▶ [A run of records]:
▬▬▬▬▬▬
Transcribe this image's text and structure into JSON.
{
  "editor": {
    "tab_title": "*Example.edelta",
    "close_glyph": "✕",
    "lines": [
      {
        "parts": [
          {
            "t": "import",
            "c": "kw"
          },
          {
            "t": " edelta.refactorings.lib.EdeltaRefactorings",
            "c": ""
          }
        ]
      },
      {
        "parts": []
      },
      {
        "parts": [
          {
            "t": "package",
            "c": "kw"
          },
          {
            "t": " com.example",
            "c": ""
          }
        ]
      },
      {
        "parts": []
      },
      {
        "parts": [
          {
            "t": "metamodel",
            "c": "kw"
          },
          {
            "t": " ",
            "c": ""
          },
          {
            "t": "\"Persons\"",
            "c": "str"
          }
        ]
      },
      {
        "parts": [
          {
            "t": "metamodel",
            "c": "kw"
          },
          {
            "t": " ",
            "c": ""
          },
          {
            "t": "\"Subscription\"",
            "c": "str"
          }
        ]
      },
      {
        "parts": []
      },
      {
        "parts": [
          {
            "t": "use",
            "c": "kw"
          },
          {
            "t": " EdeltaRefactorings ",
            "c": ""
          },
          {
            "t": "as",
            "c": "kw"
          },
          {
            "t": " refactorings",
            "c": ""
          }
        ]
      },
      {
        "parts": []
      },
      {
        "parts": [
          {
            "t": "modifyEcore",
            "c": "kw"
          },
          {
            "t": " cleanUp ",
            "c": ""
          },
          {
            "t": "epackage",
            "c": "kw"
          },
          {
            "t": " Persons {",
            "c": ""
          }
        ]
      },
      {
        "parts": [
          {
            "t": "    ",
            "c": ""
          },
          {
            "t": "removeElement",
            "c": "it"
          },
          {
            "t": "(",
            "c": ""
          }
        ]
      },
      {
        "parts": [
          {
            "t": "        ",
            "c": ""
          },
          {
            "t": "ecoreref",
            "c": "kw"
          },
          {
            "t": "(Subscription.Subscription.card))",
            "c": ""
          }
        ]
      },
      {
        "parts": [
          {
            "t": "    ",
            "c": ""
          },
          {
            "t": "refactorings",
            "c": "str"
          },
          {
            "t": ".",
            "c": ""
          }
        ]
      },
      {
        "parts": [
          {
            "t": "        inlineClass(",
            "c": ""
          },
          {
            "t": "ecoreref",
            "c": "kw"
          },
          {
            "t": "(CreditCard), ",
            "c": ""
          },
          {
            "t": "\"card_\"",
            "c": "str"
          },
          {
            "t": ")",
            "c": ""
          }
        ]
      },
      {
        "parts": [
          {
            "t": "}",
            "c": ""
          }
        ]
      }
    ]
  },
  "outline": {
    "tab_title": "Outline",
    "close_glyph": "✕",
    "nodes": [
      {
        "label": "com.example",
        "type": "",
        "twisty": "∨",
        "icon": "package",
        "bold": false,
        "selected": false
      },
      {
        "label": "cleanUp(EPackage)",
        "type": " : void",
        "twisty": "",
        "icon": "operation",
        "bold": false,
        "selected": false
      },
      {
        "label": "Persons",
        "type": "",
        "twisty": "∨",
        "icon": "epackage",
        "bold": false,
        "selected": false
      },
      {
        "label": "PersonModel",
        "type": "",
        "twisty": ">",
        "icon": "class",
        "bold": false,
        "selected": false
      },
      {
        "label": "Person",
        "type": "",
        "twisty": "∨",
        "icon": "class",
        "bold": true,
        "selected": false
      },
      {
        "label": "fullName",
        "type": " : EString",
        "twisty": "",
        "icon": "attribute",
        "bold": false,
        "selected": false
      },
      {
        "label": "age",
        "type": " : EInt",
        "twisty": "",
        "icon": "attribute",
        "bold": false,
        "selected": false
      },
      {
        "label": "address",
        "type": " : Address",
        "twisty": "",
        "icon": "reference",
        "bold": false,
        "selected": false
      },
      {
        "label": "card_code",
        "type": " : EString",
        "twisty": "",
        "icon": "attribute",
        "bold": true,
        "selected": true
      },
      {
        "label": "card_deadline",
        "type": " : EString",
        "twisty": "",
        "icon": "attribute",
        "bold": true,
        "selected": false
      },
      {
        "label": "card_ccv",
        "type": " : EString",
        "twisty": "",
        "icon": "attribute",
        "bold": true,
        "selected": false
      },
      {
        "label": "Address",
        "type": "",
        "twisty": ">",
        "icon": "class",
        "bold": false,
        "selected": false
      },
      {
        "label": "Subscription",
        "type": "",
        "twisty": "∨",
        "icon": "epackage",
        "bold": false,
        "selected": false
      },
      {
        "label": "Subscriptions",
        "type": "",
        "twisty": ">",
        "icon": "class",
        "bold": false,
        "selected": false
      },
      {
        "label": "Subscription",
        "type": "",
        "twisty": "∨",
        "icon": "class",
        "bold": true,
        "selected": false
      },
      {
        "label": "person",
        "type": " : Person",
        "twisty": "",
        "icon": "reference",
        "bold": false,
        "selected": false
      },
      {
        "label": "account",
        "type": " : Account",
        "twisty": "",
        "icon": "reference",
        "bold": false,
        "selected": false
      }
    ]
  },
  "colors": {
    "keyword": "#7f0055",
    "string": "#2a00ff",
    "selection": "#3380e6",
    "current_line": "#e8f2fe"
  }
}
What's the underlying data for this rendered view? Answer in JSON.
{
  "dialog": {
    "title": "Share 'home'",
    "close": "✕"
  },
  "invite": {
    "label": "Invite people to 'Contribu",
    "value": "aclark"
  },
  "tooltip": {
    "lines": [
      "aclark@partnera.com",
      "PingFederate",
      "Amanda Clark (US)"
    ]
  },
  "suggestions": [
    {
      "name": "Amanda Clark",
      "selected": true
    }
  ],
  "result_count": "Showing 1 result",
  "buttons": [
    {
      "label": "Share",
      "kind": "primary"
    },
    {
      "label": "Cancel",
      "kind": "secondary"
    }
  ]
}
▬▬▬▬▬▬
Locate the word "JSON" in the records and collect each line it appears in.

Transcribe this image's text and structure into JSON.
What's the underlying data for this rendered view? Answer in JSON.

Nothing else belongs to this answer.